## Your task
Continue the essay about the holiday rush and Norman Rockwell's Christmas, starting after its last sentence.

## Document text
Whatever Happened To Norman Rockwell’s Christmas?

Norman Rockwell [Public domain], via Wikimedia Commons

The holidays are hectic.  I was with my son the other day at an intersection, waiting to walk across the crosswalk of a busy street and I looked all around.  There were people hustling and bustling all over, but it wasn’t in that cute, Christmasy way you’re imagining.  The people looked anxious and frustrated.  Car horns honked.  A guy was yelling at his little toddler.  One lady dropped her bundle of packages in the snow and began cursing.  The guy in the crosswalk by us kept pushing the button on the pole over and over and OVER, just willing the light to change so the little walk figure would light up faster.  In my head I was humming “Busy streetlights, even stoplights blink a bright red and green, and above all the bustle you hear. . . Silver bells. . . Silver bells. . . It’s Christmastime in the city!”

No amount of humming made Christmastime in the city seem magical though.

I asked myself WHY??  I wonder if we’ve become too busy to let ourselves stop and enjoy things these days.  I wonder if we’re so consumed with getting things done that we don’t enjoy the doing.  I wonder when we lost sight of why we’re celebrating in the first place. . . it got lost in our to do lists somewhere.

Were the car honks a courteous, “Oops, you didn’t see me” or was it a mini tantrum by an impatient driver?

Did the man really believe that the toys he bought his son for Christmas would erase all the times he yelled at him throughout the year?

When the lady dropped her packages, was she upset because they might be ruined for her loved ones, or was she just feeling quite inconvenienced herself?

And oh, that poor button on the crosswalk!  It was almost painful (and a bit funny) to see that man push it, all the while realizing his powerlessness in the situation.  No matter how many times he pushed it, the light did not change any faster.

## Dataset content
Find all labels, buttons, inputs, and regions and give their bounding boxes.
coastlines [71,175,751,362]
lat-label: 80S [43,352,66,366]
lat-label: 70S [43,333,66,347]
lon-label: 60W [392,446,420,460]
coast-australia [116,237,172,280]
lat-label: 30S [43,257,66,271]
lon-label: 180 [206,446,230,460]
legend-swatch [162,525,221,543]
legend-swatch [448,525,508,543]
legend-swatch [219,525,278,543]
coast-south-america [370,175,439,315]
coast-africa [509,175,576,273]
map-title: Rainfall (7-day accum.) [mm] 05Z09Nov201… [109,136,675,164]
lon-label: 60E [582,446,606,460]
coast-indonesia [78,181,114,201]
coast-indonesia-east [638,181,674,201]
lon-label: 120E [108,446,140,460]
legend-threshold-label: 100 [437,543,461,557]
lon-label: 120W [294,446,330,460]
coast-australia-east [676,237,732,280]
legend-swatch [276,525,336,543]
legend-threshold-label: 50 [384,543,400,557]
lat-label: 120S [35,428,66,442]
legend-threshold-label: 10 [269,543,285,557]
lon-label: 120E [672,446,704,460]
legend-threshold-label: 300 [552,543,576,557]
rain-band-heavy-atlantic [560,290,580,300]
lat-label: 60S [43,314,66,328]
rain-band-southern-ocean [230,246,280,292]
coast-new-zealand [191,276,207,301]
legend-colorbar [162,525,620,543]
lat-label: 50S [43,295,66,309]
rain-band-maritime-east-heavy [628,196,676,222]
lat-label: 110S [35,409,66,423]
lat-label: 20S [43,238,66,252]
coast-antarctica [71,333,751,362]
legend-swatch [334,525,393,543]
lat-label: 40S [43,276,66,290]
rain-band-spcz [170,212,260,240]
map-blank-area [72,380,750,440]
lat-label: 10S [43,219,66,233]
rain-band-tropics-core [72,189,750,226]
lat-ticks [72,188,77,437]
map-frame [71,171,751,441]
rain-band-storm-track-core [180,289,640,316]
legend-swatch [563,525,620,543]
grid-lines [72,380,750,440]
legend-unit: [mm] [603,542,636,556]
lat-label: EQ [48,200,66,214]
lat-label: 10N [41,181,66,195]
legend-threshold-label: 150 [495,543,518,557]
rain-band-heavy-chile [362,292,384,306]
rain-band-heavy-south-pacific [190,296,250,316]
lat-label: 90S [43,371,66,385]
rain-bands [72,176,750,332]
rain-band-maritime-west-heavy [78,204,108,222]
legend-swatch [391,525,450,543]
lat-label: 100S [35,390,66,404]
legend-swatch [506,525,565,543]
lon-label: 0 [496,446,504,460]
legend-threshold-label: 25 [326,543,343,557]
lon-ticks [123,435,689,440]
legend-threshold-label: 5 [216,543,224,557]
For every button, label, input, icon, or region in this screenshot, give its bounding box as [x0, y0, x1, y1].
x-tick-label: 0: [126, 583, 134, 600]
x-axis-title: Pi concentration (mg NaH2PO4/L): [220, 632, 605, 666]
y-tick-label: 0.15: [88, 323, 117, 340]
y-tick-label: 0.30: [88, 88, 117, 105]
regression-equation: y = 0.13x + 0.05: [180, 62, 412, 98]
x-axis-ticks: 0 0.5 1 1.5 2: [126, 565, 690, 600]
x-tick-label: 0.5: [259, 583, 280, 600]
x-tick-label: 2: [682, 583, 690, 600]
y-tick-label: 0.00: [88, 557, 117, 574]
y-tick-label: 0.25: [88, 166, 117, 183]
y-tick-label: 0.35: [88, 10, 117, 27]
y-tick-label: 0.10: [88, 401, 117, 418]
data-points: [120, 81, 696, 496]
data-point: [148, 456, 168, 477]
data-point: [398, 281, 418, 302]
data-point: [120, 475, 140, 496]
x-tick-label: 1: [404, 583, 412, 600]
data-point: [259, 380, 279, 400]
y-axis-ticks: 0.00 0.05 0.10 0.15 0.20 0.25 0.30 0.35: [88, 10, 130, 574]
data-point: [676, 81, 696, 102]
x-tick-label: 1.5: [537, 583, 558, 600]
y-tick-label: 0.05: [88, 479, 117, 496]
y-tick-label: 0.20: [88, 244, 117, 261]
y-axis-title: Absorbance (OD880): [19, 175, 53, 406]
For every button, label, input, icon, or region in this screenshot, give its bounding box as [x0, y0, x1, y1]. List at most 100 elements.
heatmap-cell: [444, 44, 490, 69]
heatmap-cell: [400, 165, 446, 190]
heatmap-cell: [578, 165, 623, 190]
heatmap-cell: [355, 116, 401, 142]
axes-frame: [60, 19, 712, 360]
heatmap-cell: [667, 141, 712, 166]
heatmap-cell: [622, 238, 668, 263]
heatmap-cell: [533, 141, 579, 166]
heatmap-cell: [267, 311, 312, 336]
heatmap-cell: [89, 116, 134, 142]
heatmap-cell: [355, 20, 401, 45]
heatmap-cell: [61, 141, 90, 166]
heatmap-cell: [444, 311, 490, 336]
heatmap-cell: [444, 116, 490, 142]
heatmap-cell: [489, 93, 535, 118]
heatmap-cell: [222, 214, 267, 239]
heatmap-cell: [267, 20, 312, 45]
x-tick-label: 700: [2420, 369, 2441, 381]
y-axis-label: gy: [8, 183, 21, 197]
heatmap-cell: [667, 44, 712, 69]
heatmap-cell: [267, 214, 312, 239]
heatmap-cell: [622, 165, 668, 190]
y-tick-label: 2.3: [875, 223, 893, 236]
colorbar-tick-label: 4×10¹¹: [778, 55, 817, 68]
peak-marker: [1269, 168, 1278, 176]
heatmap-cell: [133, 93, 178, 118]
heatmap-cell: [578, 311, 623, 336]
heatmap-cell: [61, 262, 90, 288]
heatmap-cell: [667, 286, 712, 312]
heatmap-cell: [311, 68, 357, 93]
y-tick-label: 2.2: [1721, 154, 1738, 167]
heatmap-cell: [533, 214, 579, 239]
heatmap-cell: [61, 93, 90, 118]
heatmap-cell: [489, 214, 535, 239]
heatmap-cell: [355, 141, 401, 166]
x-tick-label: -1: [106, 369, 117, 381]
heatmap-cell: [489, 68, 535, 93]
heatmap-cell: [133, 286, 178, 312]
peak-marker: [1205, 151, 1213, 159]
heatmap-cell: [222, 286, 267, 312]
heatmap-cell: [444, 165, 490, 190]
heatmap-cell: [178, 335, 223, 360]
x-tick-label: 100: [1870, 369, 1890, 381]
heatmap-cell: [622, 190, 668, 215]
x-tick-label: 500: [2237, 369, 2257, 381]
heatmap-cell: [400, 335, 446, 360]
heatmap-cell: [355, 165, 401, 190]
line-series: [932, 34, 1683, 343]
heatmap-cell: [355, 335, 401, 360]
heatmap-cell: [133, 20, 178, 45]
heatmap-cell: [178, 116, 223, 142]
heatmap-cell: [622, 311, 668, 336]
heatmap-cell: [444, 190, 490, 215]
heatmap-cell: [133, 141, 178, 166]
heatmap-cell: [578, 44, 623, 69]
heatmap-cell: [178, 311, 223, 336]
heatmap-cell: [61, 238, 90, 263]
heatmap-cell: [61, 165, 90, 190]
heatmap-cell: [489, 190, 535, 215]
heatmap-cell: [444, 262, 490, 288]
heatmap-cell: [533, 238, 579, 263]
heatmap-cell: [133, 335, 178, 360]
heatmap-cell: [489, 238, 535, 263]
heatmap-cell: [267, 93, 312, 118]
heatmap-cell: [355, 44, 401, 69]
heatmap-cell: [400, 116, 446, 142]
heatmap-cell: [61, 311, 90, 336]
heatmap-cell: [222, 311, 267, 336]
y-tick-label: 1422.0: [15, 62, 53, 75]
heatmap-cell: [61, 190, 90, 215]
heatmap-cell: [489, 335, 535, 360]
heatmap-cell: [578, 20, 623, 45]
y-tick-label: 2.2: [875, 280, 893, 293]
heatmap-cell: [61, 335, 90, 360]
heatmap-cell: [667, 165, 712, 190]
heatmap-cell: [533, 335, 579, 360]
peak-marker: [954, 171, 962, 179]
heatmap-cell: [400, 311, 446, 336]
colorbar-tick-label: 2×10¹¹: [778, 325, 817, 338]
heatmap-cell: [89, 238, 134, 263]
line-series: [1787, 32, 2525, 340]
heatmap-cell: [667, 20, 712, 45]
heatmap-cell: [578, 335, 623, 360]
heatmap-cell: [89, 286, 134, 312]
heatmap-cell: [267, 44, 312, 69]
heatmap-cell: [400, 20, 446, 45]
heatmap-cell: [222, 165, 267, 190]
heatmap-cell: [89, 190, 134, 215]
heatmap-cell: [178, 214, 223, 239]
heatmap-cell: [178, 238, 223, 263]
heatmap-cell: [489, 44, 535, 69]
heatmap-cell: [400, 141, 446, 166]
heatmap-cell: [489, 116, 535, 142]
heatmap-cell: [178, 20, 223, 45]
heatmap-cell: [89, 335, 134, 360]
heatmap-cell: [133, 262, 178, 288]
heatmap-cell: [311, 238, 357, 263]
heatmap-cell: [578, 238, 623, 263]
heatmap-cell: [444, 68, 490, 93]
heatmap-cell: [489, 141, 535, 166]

## Response to the task
I’m not saying that we should immediately expect that December will bring out all the best in all of us all the time, but the Mom in me wanted to scold all those humbuggers.  I wanted to remind them that the gifts, the extra shopping, the extra baking, the wrapping – all those extra things that are on our to-do lists in December are not a tool to make them miserable.  They are a means to an end.  My end is to create family traditions and memories that will make us strong as a family.  If we can turn our focus away from ourselves and our own inconveniences and look toward the Savior and to our loved ones I really think it’s possible to change our holiday focus from stress to love.

Stop today.  Just stop.  Wipe the stress off your face.  Get out a game and sit down with your kids.  Don’t look at the clock.  Just play with them.  Turn on some Christmas music.  Make a little craft with them.  Decorate an ornament to put on your tree.  Pull a chair over to the counter and let them add the ingredients to the next batch of Christmas cookies on your “to bake list.”  Make Christmastime about them.  It will be the best present Mom can give.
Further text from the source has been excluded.